Begin DATA FOR THIS TASK

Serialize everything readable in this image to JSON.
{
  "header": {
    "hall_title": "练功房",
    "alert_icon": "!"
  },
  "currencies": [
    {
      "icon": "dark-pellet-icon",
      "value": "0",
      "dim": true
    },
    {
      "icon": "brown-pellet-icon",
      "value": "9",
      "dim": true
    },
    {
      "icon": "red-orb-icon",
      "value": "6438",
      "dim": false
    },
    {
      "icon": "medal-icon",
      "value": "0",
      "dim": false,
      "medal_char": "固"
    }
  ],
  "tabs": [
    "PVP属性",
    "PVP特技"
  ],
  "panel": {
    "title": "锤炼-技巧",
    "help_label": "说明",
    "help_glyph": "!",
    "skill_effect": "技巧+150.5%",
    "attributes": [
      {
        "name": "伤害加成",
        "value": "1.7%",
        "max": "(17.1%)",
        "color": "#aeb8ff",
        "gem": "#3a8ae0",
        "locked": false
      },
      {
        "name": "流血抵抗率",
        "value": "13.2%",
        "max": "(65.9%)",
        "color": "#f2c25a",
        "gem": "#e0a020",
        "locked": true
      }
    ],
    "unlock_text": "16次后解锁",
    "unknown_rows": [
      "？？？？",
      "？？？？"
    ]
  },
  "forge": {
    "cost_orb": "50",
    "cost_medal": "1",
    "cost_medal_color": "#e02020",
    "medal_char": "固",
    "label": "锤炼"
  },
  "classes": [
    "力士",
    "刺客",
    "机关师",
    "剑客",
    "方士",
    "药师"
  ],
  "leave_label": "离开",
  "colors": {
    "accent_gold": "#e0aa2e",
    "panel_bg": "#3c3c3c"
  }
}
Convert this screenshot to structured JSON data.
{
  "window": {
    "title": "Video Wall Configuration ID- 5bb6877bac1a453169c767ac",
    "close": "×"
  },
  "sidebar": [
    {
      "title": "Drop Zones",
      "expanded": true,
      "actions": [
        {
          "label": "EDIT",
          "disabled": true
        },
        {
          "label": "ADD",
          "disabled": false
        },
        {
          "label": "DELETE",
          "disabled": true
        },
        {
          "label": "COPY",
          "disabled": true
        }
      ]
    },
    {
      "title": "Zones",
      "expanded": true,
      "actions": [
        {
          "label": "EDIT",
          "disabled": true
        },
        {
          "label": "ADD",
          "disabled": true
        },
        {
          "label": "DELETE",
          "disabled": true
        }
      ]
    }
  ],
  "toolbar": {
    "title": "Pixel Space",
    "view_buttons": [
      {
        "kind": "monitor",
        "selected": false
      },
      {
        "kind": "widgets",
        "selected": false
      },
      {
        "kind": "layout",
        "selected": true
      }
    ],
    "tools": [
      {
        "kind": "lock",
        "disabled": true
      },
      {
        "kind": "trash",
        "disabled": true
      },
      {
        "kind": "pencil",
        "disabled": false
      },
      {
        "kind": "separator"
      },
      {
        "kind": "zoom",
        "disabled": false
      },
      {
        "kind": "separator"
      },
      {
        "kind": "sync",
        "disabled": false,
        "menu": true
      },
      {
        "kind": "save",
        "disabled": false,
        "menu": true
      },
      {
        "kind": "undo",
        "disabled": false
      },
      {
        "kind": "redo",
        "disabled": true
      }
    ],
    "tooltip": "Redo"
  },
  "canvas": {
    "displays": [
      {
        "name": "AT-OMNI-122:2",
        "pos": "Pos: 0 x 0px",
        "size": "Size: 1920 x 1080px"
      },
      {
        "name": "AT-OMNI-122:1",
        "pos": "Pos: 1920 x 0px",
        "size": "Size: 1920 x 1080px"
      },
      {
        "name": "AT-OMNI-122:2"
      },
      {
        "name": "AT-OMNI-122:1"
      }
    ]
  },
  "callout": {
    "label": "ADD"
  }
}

End DATA FOR THIS TASK

Scan the data above and copy every line with "name" in it.

▶ WRITTEN SOLUTION
        "name": "伤害加成",
        "name": "流血抵抗率",
        "name": "AT-OMNI-122:2",
        "name": "AT-OMNI-122:1",
        "name": "AT-OMNI-122:2"
        "name": "AT-OMNI-122:1"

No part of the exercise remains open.